— Listed entries —
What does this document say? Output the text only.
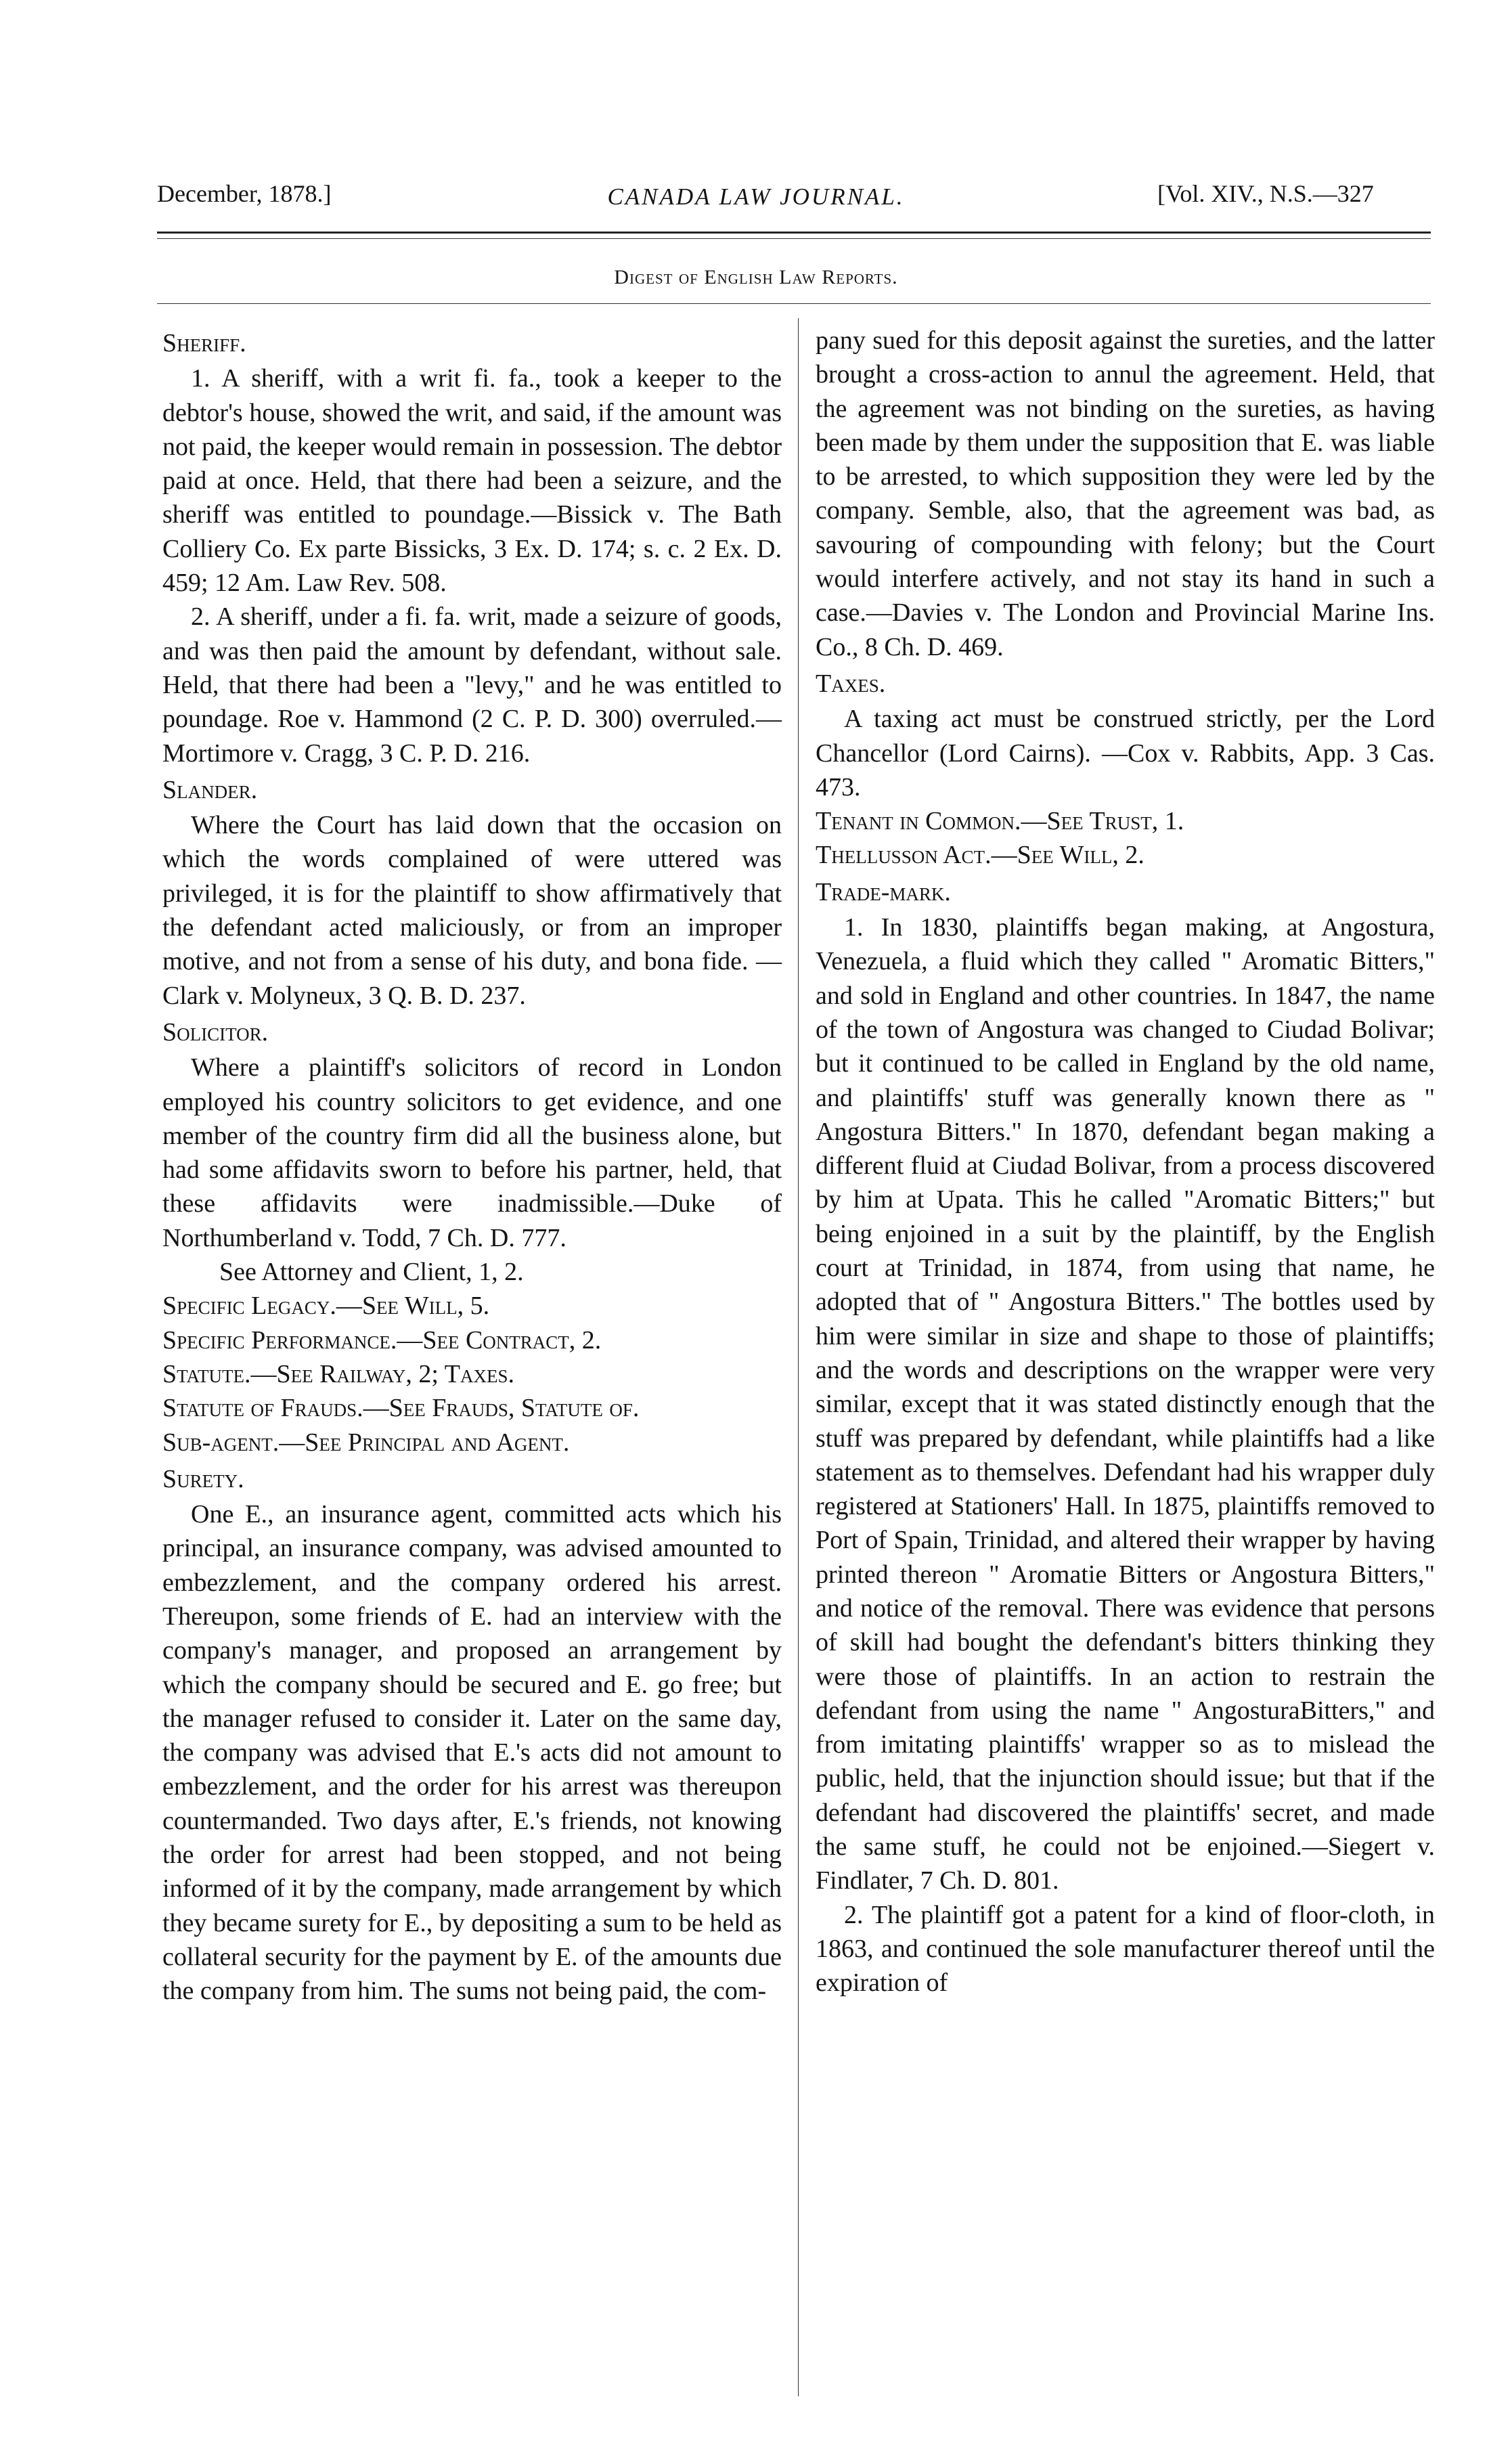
December, 1878.]	CANADA LAW JOURNAL.	[Vol. XIV., N.S.—327
Digest of English Law Reports.
Sheriff.

1. A sheriff, with a writ fi. fa., took a keeper to the debtor's house, showed the writ, and said, if the amount was not paid, the keeper would remain in possession. The debtor paid at once. Held, that there had been a seizure, and the sheriff was entitled to poundage.—Bissick v. The Bath Colliery Co. Ex parte Bissicks, 3 Ex. D. 174; s. c. 2 Ex. D. 459; 12 Am. Law Rev. 508.

2. A sheriff, under a fi. fa. writ, made a seizure of goods, and was then paid the amount by defendant, without sale. Held, that there had been a "levy," and he was entitled to poundage. Roe v. Hammond (2 C. P. D. 300) overruled.—Mortimore v. Cragg, 3 C. P. D. 216.

Slander.

Where the Court has laid down that the occasion on which the words complained of were uttered was privileged, it is for the plaintiff to show affirmatively that the defendant acted maliciously, or from an improper motive, and not from a sense of his duty, and bona fide. —Clark v. Molyneux, 3 Q. B. D. 237.

Solicitor.

Where a plaintiff's solicitors of record in London employed his country solicitors to get evidence, and one member of the country firm did all the business alone, but had some affidavits sworn to before his partner, held, that these affidavits were inadmissible.—Duke of Northumberland v. Todd, 7 Ch. D. 777.

See Attorney and Client, 1, 2.

Specific Legacy.—See Will, 5.
Specific Performance.—See Contract, 2.
Statute.—See Railway, 2; Taxes.
Statute of Frauds.—See Frauds, Statute of.
Sub-agent.—See Principal and Agent.
Surety.

One E., an insurance agent, committed acts which his principal, an insurance company, was advised amounted to embezzlement, and the company ordered his arrest. Thereupon, some friends of E. had an interview with the company's manager, and proposed an arrangement by which the company should be secured and E. go free; but the manager refused to consider it. Later on the same day, the company was advised that E.'s acts did not amount to embezzlement, and the order for his arrest was thereupon countermanded. Two days after, E.'s friends, not knowing the order for arrest had been stopped, and not being informed of it by the company, made arrangement by which they became surety for E., by depositing a sum to be held as collateral security for the payment by E. of the amounts due the company from him. The sums not being paid, the com-

pany sued for this deposit against the sureties, and the latter brought a cross-action to annul the agreement. Held, that the agreement was not binding on the sureties, as having been made by them under the supposition that E. was liable to be arrested, to which supposition they were led by the company. Semble, also, that the agreement was bad, as savouring of compounding with felony; but the Court would interfere actively, and not stay its hand in such a case.—Davies v. The London and Provincial Marine Ins. Co., 8 Ch. D. 469.

Taxes.

A taxing act must be construed strictly, per the Lord Chancellor (Lord Cairns). —Cox v. Rabbits, App. 3 Cas. 473.

Tenant in Common.—See Trust, 1.
Thellusson Act.—See Will, 2.
Trade-mark.

1. In 1830, plaintiffs began making, at Angostura, Venezuela, a fluid which they called " Aromatic Bitters," and sold in England and other countries. In 1847, the name of the town of Angostura was changed to Ciudad Bolivar; but it continued to be called in England by the old name, and plaintiffs' stuff was generally known there as " Angostura Bitters." In 1870, defendant began making a different fluid at Ciudad Bolivar, from a process discovered by him at Upata. This he called "Aromatic Bitters;" but being enjoined in a suit by the plaintiff, by the English court at Trinidad, in 1874, from using that name, he adopted that of " Angostura Bitters." The bottles used by him were similar in size and shape to those of plaintiffs; and the words and descriptions on the wrapper were very similar, except that it was stated distinctly enough that the stuff was prepared by defendant, while plaintiffs had a like statement as to themselves. Defendant had his wrapper duly registered at Stationers' Hall. In 1875, plaintiffs removed to Port of Spain, Trinidad, and altered their wrapper by having printed thereon " Aromatie Bitters or Angostura Bitters," and notice of the removal. There was evidence that persons of skill had bought the defendant's bitters thinking they were those of plaintiffs. In an action to restrain the defendant from using the name " AngosturaBitters," and from imitating plaintiffs' wrapper so as to mislead the public, held, that the injunction should issue; but that if the defendant had discovered the plaintiffs' secret, and made the same stuff, he could not be enjoined.—Siegert v. Findlater, 7 Ch. D. 801.

2. The plaintiff got a patent for a kind of floor-cloth, in 1863, and continued the sole manufacturer thereof until the expiration of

— Given task —
Of all the lines in the material above, how many contain the word "Statute"? Give only the count.

— Finished answer —
2